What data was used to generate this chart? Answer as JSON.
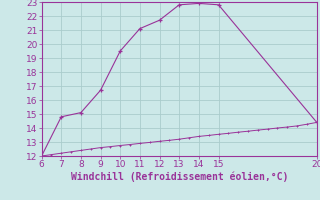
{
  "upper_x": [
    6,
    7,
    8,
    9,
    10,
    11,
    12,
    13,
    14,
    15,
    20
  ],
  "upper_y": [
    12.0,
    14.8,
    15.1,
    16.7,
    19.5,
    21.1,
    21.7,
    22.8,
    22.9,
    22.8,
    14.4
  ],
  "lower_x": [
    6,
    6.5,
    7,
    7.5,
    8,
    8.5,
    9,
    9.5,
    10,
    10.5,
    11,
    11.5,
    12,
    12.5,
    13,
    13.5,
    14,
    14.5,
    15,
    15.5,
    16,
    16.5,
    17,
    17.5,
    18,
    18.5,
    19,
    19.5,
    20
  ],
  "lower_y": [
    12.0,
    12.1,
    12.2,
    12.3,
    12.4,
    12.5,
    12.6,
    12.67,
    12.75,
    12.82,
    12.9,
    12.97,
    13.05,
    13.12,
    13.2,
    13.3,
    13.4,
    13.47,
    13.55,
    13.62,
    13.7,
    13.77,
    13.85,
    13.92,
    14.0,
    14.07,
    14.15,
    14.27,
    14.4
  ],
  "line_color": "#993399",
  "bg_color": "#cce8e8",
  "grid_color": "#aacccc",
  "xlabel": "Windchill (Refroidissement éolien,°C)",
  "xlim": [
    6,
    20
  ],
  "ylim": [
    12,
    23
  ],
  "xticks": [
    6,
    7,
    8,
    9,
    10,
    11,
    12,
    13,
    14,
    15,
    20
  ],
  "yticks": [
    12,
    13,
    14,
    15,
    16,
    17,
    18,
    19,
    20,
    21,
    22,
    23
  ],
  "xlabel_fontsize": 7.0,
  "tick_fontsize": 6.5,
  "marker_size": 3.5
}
━━━━
INSTRUCTION:
Nothing in the entries should change as you copy them, except that the pictures are left out.

RESULT FOR THIS EXERCISE:
What data was used to generate this chart? Answer as JSON.
{
  "upper_x": [
    6,
    7,
    8,
    9,
    10,
    11,
    12,
    13,
    14,
    15,
    20
  ],
  "upper_y": [
    12.0,
    14.8,
    15.1,
    16.7,
    19.5,
    21.1,
    21.7,
    22.8,
    22.9,
    22.8,
    14.4
  ],
  "lower_x": [
    6,
    6.5,
    7,
    7.5,
    8,
    8.5,
    9,
    9.5,
    10,
    10.5,
    11,
    11.5,
    12,
    12.5,
    13,
    13.5,
    14,
    14.5,
    15,
    15.5,
    16,
    16.5,
    17,
    17.5,
    18,
    18.5,
    19,
    19.5,
    20
  ],
  "lower_y": [
    12.0,
    12.1,
    12.2,
    12.3,
    12.4,
    12.5,
    12.6,
    12.67,
    12.75,
    12.82,
    12.9,
    12.97,
    13.05,
    13.12,
    13.2,
    13.3,
    13.4,
    13.47,
    13.55,
    13.62,
    13.7,
    13.77,
    13.85,
    13.92,
    14.0,
    14.07,
    14.15,
    14.27,
    14.4
  ],
  "line_color": "#993399",
  "bg_color": "#cce8e8",
  "grid_color": "#aacccc",
  "xlabel": "Windchill (Refroidissement éolien,°C)",
  "xlim": [
    6,
    20
  ],
  "ylim": [
    12,
    23
  ],
  "xticks": [
    6,
    7,
    8,
    9,
    10,
    11,
    12,
    13,
    14,
    15,
    20
  ],
  "yticks": [
    12,
    13,
    14,
    15,
    16,
    17,
    18,
    19,
    20,
    21,
    22,
    23
  ],
  "xlabel_fontsize": 7.0,
  "tick_fontsize": 6.5,
  "marker_size": 3.5
}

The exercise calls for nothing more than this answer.